> **DATASET RECORDS**:

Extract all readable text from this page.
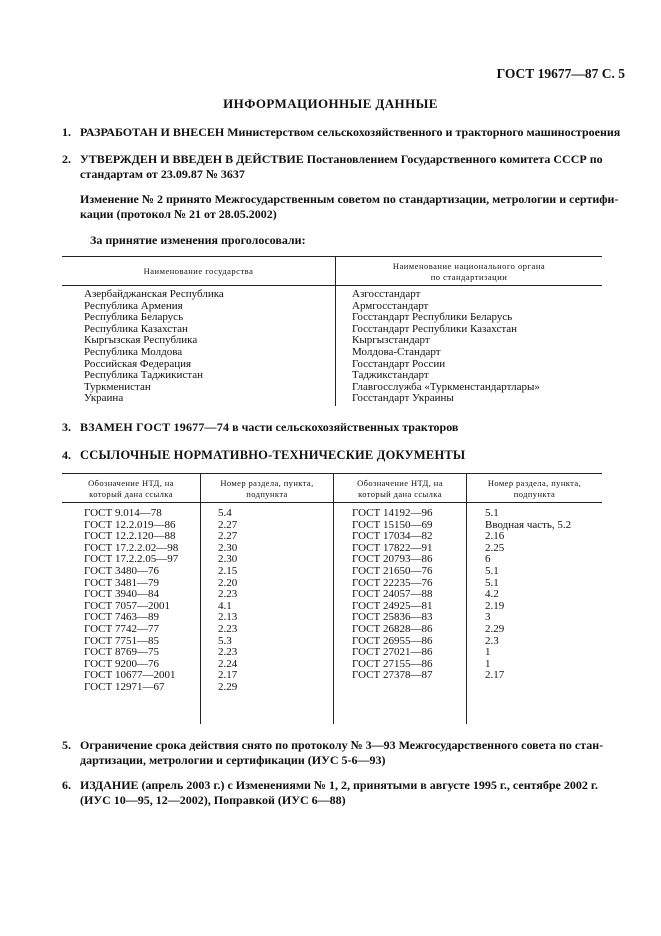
ГОСТ 19677—87 С. 5
ИНФОРМАЦИОННЫЕ ДАННЫЕ
1. РАЗРАБОТАН И ВНЕСЕН Министерством сельскохозяйственного и тракторного машиностроения
2. УТВЕРЖДЕН И ВВЕДЕН В ДЕЙСТВИЕ Постановлением Государственного комитета СССР по
стандартам от 23.09.87 № 3637
Изменение № 2 принято Межгосударственным советом по стандартизации, метрологии и сертифи-
кации (протокол № 21 от 28.05.2002)
За принятие изменения проголосовали:
Наименование государства	Наименование национального органа
по стандартизации
Азербайджанская Республика
Республика Армения
Республика Беларусь
Республика Казахстан
Кыргызская Республика
Республика Молдова
Российская Федерация
Республика Таджикистан
Туркменистан
Украина
Азгосстандарт
Армгосстандарт
Госстандарт Республики Беларусь
Госстандарт Республики Казахстан
Кыргызстандарт
Молдова-Стандарт
Госстандарт России
Таджикстандарт
Главгосслужба «Туркменстандартлары»
Госстандарт Украины
3. ВЗАМЕН ГОСТ 19677—74 в части сельскохозяйственных тракторов
4. ССЫЛОЧНЫЕ НОРМАТИВНО-ТЕХНИЧЕСКИЕ ДОКУМЕНТЫ
Обозначение НТД, на
который дана ссылка
Номер раздела, пункта,
подпункта
Обозначение НТД, на
который дана ссылка
Номер раздела, пункта,
подпункта
ГОСТ 9.014—78
ГОСТ 12.2.019—86
ГОСТ 12.2.120—88
ГОСТ 17.2.2.02—98
ГОСТ 17.2.2.05—97
ГОСТ 3480—76
ГОСТ 3481—79
ГОСТ 3940—84
ГОСТ 7057—2001
ГОСТ 7463—89
ГОСТ 7742—77
ГОСТ 7751—85
ГОСТ 8769—75
ГОСТ 9200—76
ГОСТ 10677—2001
ГОСТ 12971—67
5.4
2.27
2.27
2.30
2.30
2.15
2.20
2.23
4.1
2.13
2.23
5.3
2.23
2.24
2.17
2.29
ГОСТ 14192—96
ГОСТ 15150—69
ГОСТ 17034—82
ГОСТ 17822—91
ГОСТ 20793—86
ГОСТ 21650—76
ГОСТ 22235—76
ГОСТ 24057—88
ГОСТ 24925—81
ГОСТ 25836—83
ГОСТ 26828—86
ГОСТ 26955—86
ГОСТ 27021—86
ГОСТ 27155—86
ГОСТ 27378—87
5.1
Вводная часть, 5.2
2.16
2.25
6
5.1
5.1
4.2
2.19
3
2.29
2.3
1
1
2.17
5. Ограничение срока действия снято по протоколу № 3—93 Межгосударственного совета по стан-
дартизации, метрологии и сертификации (ИУС 5-6—93)
6. ИЗДАНИЕ (апрель 2003 г.) с Изменениями № 1, 2, принятыми в августе 1995 г., сентябре 2002 г.
(ИУС 10—95, 12—2002), Поправкой (ИУС 6—88)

> **DESCRIPTION OF THE TASK**:
Transcribe the records above exactly as they appear, leaving out any pictures.

> **TASK RESPONSE**:
Extract all readable text from this page.
ГОСТ 19677—87 С. 5
ИНФОРМАЦИОННЫЕ ДАННЫЕ
1. РАЗРАБОТАН И ВНЕСЕН Министерством сельскохозяйственного и тракторного машиностроения
2. УТВЕРЖДЕН И ВВЕДЕН В ДЕЙСТВИЕ Постановлением Государственного комитета СССР по
стандартам от 23.09.87 № 3637
Изменение № 2 принято Межгосударственным советом по стандартизации, метрологии и сертифи-
кации (протокол № 21 от 28.05.2002)
За принятие изменения проголосовали:
Наименование государства	Наименование национального органа
по стандартизации
Азербайджанская Республика
Республика Армения
Республика Беларусь
Республика Казахстан
Кыргызская Республика
Республика Молдова
Российская Федерация
Республика Таджикистан
Туркменистан
Украина
Азгосстандарт
Армгосстандарт
Госстандарт Республики Беларусь
Госстандарт Республики Казахстан
Кыргызстандарт
Молдова-Стандарт
Госстандарт России
Таджикстандарт
Главгосслужба «Туркменстандартлары»
Госстандарт Украины
3. ВЗАМЕН ГОСТ 19677—74 в части сельскохозяйственных тракторов
4. ССЫЛОЧНЫЕ НОРМАТИВНО-ТЕХНИЧЕСКИЕ ДОКУМЕНТЫ
Обозначение НТД, на
который дана ссылка
Номер раздела, пункта,
подпункта
Обозначение НТД, на
который дана ссылка
Номер раздела, пункта,
подпункта
ГОСТ 9.014—78
ГОСТ 12.2.019—86
ГОСТ 12.2.120—88
ГОСТ 17.2.2.02—98
ГОСТ 17.2.2.05—97
ГОСТ 3480—76
ГОСТ 3481—79
ГОСТ 3940—84
ГОСТ 7057—2001
ГОСТ 7463—89
ГОСТ 7742—77
ГОСТ 7751—85
ГОСТ 8769—75
ГОСТ 9200—76
ГОСТ 10677—2001
ГОСТ 12971—67
5.4
2.27
2.27
2.30
2.30
2.15
2.20
2.23
4.1
2.13
2.23
5.3
2.23
2.24
2.17
2.29
ГОСТ 14192—96
ГОСТ 15150—69
ГОСТ 17034—82
ГОСТ 17822—91
ГОСТ 20793—86
ГОСТ 21650—76
ГОСТ 22235—76
ГОСТ 24057—88
ГОСТ 24925—81
ГОСТ 25836—83
ГОСТ 26828—86
ГОСТ 26955—86
ГОСТ 27021—86
ГОСТ 27155—86
ГОСТ 27378—87
5.1
Вводная часть, 5.2
2.16
2.25
6
5.1
5.1
4.2
2.19
3
2.29
2.3
1
1
2.17
5. Ограничение срока действия снято по протоколу № 3—93 Межгосударственного совета по стан-
дартизации, метрологии и сертификации (ИУС 5-6—93)
6. ИЗДАНИЕ (апрель 2003 г.) с Изменениями № 1, 2, принятыми в августе 1995 г., сентябре 2002 г.
(ИУС 10—95, 12—2002), Поправкой (ИУС 6—88)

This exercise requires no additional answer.